(Dataset entries)
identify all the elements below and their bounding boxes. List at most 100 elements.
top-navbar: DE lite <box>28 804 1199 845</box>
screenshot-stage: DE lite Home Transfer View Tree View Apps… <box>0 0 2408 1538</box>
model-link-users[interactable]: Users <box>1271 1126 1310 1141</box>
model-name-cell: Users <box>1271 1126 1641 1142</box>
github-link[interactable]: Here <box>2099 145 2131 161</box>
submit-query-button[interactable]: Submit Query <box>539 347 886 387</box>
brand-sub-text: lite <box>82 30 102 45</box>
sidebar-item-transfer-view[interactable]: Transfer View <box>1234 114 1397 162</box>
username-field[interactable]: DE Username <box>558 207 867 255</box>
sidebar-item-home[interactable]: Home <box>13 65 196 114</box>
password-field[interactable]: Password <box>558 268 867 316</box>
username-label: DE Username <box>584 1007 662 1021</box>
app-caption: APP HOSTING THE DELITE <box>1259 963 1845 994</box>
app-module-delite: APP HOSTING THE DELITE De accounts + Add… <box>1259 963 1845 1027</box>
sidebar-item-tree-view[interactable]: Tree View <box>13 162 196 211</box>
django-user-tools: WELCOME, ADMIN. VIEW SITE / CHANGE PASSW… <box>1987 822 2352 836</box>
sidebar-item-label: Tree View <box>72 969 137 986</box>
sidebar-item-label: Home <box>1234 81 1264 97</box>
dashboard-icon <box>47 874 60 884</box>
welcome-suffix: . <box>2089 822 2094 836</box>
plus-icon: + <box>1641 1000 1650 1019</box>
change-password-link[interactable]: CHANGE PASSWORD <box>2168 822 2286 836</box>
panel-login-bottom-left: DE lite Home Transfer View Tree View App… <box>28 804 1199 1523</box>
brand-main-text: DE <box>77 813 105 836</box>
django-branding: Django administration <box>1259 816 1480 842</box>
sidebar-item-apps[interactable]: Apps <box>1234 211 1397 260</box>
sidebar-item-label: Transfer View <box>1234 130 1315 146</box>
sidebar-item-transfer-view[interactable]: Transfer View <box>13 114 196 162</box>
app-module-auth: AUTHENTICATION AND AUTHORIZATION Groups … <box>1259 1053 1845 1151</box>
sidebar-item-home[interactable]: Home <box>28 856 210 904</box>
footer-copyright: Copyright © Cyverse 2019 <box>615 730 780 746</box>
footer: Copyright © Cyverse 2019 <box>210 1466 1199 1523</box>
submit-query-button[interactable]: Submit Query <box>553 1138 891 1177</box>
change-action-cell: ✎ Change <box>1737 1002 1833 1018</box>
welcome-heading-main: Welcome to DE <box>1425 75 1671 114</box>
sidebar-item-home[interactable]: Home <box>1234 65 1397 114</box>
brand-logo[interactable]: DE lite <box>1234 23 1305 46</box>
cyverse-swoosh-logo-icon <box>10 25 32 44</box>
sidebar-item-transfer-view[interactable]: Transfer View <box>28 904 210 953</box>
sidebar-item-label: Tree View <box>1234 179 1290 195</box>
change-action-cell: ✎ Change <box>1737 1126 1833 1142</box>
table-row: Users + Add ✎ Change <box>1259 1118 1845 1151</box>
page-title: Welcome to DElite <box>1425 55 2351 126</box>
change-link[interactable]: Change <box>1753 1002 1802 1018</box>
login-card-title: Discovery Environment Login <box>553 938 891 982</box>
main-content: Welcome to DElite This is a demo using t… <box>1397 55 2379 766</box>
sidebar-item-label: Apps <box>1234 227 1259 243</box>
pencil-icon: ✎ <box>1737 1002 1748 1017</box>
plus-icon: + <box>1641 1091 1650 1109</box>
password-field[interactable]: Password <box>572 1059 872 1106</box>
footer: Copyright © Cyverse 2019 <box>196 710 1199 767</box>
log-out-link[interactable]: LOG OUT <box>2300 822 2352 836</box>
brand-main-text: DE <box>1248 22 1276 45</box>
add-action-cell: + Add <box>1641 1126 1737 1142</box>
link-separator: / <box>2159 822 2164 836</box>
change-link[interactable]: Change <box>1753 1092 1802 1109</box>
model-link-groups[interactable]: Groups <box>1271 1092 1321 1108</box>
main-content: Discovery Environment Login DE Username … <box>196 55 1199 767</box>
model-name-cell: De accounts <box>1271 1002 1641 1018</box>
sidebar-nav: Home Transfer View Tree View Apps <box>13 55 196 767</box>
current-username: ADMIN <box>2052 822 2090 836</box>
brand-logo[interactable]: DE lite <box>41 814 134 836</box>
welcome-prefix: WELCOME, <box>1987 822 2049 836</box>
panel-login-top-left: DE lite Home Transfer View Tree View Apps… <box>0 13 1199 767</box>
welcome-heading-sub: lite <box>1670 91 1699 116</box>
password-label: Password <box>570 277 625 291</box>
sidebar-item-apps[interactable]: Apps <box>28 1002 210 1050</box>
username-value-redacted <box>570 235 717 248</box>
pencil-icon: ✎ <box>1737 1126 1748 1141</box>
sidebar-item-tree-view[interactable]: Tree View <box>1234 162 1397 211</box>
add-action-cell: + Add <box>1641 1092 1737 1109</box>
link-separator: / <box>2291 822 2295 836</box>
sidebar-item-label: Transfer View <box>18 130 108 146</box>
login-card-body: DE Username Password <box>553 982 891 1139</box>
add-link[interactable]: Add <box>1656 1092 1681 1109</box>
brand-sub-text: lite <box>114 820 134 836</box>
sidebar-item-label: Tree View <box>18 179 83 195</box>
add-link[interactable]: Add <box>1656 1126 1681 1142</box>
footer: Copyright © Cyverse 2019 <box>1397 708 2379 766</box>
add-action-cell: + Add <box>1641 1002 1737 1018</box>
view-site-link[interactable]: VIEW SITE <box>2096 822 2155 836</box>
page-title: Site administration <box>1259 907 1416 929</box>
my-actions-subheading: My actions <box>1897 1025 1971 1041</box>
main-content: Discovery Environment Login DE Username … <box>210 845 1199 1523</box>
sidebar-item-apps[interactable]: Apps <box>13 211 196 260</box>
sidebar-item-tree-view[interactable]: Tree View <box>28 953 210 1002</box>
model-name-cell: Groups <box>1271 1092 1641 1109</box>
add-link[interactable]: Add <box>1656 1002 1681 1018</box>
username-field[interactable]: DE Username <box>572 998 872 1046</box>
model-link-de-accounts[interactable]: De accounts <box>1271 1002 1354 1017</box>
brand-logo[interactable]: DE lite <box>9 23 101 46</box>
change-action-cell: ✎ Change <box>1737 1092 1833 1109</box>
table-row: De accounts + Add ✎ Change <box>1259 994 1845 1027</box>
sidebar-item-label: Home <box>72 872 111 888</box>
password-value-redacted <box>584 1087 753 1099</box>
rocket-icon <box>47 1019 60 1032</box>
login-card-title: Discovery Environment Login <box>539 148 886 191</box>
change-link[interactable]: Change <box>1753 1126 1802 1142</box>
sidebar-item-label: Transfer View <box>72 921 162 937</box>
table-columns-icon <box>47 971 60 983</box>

_Task goal_
Copy every record above word for word, keeping each line unchanged.

_Correct output_
identify all the elements below and their bounding boxes. List at most 100 elements.
top-navbar: DE lite <box>28 804 1199 845</box>
screenshot-stage: DE lite Home Transfer View Tree View Apps… <box>0 0 2408 1538</box>
model-link-users[interactable]: Users <box>1271 1126 1310 1141</box>
model-name-cell: Users <box>1271 1126 1641 1142</box>
github-link[interactable]: Here <box>2099 145 2131 161</box>
submit-query-button[interactable]: Submit Query <box>539 347 886 387</box>
brand-sub-text: lite <box>82 30 102 45</box>
sidebar-item-transfer-view[interactable]: Transfer View <box>1234 114 1397 162</box>
username-field[interactable]: DE Username <box>558 207 867 255</box>
sidebar-item-home[interactable]: Home <box>13 65 196 114</box>
password-field[interactable]: Password <box>558 268 867 316</box>
username-label: DE Username <box>584 1007 662 1021</box>
app-caption: APP HOSTING THE DELITE <box>1259 963 1845 994</box>
app-module-delite: APP HOSTING THE DELITE De accounts + Add… <box>1259 963 1845 1027</box>
sidebar-item-tree-view[interactable]: Tree View <box>13 162 196 211</box>
django-user-tools: WELCOME, ADMIN. VIEW SITE / CHANGE PASSW… <box>1987 822 2352 836</box>
sidebar-item-label: Tree View <box>72 969 137 986</box>
sidebar-item-label: Home <box>1234 81 1264 97</box>
dashboard-icon <box>47 874 60 884</box>
welcome-suffix: . <box>2089 822 2094 836</box>
plus-icon: + <box>1641 1000 1650 1019</box>
change-password-link[interactable]: CHANGE PASSWORD <box>2168 822 2286 836</box>
panel-login-bottom-left: DE lite Home Transfer View Tree View App… <box>28 804 1199 1523</box>
brand-main-text: DE <box>77 813 105 836</box>
django-branding: Django administration <box>1259 816 1480 842</box>
sidebar-item-apps[interactable]: Apps <box>1234 211 1397 260</box>
sidebar-item-label: Transfer View <box>1234 130 1315 146</box>
sidebar-item-transfer-view[interactable]: Transfer View <box>13 114 196 162</box>
app-module-auth: AUTHENTICATION AND AUTHORIZATION Groups … <box>1259 1053 1845 1151</box>
sidebar-item-home[interactable]: Home <box>28 856 210 904</box>
footer-copyright: Copyright © Cyverse 2019 <box>615 730 780 746</box>
footer: Copyright © Cyverse 2019 <box>210 1466 1199 1523</box>
submit-query-button[interactable]: Submit Query <box>553 1138 891 1177</box>
change-action-cell: ✎ Change <box>1737 1002 1833 1018</box>
welcome-heading-main: Welcome to DE <box>1425 75 1671 114</box>
sidebar-item-home[interactable]: Home <box>1234 65 1397 114</box>
brand-logo[interactable]: DE lite <box>1234 23 1305 46</box>
cyverse-swoosh-logo-icon <box>10 25 32 44</box>
sidebar-item-transfer-view[interactable]: Transfer View <box>28 904 210 953</box>
sidebar-item-label: Tree View <box>1234 179 1290 195</box>
change-action-cell: ✎ Change <box>1737 1126 1833 1142</box>
table-row: Users + Add ✎ Change <box>1259 1118 1845 1151</box>
page-title: Welcome to DElite <box>1425 55 2351 126</box>
change-link[interactable]: Change <box>1753 1002 1802 1018</box>
login-card-title: Discovery Environment Login <box>553 938 891 982</box>
main-content: Welcome to DElite This is a demo using t… <box>1397 55 2379 766</box>
sidebar-item-label: Apps <box>1234 227 1259 243</box>
pencil-icon: ✎ <box>1737 1002 1748 1017</box>
plus-icon: + <box>1641 1091 1650 1109</box>
password-field[interactable]: Password <box>572 1059 872 1106</box>
footer: Copyright © Cyverse 2019 <box>196 710 1199 767</box>
log-out-link[interactable]: LOG OUT <box>2300 822 2352 836</box>
brand-main-text: DE <box>1248 22 1276 45</box>
add-action-cell: + Add <box>1641 1126 1737 1142</box>
link-separator: / <box>2159 822 2164 836</box>
change-link[interactable]: Change <box>1753 1092 1802 1109</box>
model-link-groups[interactable]: Groups <box>1271 1092 1321 1108</box>
main-content: Discovery Environment Login DE Username … <box>196 55 1199 767</box>
model-name-cell: De accounts <box>1271 1002 1641 1018</box>
sidebar-nav: Home Transfer View Tree View Apps <box>13 55 196 767</box>
current-username: ADMIN <box>2052 822 2090 836</box>
brand-logo[interactable]: DE lite <box>41 814 134 836</box>
welcome-prefix: WELCOME, <box>1987 822 2049 836</box>
panel-login-top-left: DE lite Home Transfer View Tree View Apps… <box>0 13 1199 767</box>
welcome-heading-sub: lite <box>1670 91 1699 116</box>
password-label: Password <box>570 277 625 291</box>
sidebar-item-apps[interactable]: Apps <box>28 1002 210 1050</box>
username-value-redacted <box>570 235 717 248</box>
pencil-icon: ✎ <box>1737 1126 1748 1141</box>
sidebar-item-tree-view[interactable]: Tree View <box>1234 162 1397 211</box>
add-action-cell: + Add <box>1641 1092 1737 1109</box>
link-separator: / <box>2291 822 2295 836</box>
sidebar-item-label: Transfer View <box>18 130 108 146</box>
login-card-body: DE Username Password <box>553 982 891 1139</box>
add-link[interactable]: Add <box>1656 1092 1681 1109</box>
brand-sub-text: lite <box>114 820 134 836</box>
sidebar-item-label: Tree View <box>18 179 83 195</box>
add-link[interactable]: Add <box>1656 1126 1681 1142</box>
footer: Copyright © Cyverse 2019 <box>1397 708 2379 766</box>
add-action-cell: + Add <box>1641 1002 1737 1018</box>
view-site-link[interactable]: VIEW SITE <box>2096 822 2155 836</box>
page-title: Site administration <box>1259 907 1416 929</box>
my-actions-subheading: My actions <box>1897 1025 1971 1041</box>
main-content: Discovery Environment Login DE Username … <box>210 845 1199 1523</box>
sidebar-item-apps[interactable]: Apps <box>13 211 196 260</box>
sidebar-item-tree-view[interactable]: Tree View <box>28 953 210 1002</box>
model-name-cell: Groups <box>1271 1092 1641 1109</box>
add-link[interactable]: Add <box>1656 1002 1681 1018</box>
username-field[interactable]: DE Username <box>572 998 872 1046</box>
model-link-de-accounts[interactable]: De accounts <box>1271 1002 1354 1017</box>
brand-logo[interactable]: DE lite <box>9 23 101 46</box>
change-action-cell: ✎ Change <box>1737 1092 1833 1109</box>
table-row: De accounts + Add ✎ Change <box>1259 994 1845 1027</box>
sidebar-item-label: Home <box>72 872 111 888</box>
password-value-redacted <box>584 1087 753 1099</box>
rocket-icon <box>47 1019 60 1032</box>
login-card-title: Discovery Environment Login <box>539 148 886 191</box>
change-link[interactable]: Change <box>1753 1126 1802 1142</box>
sidebar-item-label: Transfer View <box>72 921 162 937</box>
table-columns-icon <box>47 971 60 983</box>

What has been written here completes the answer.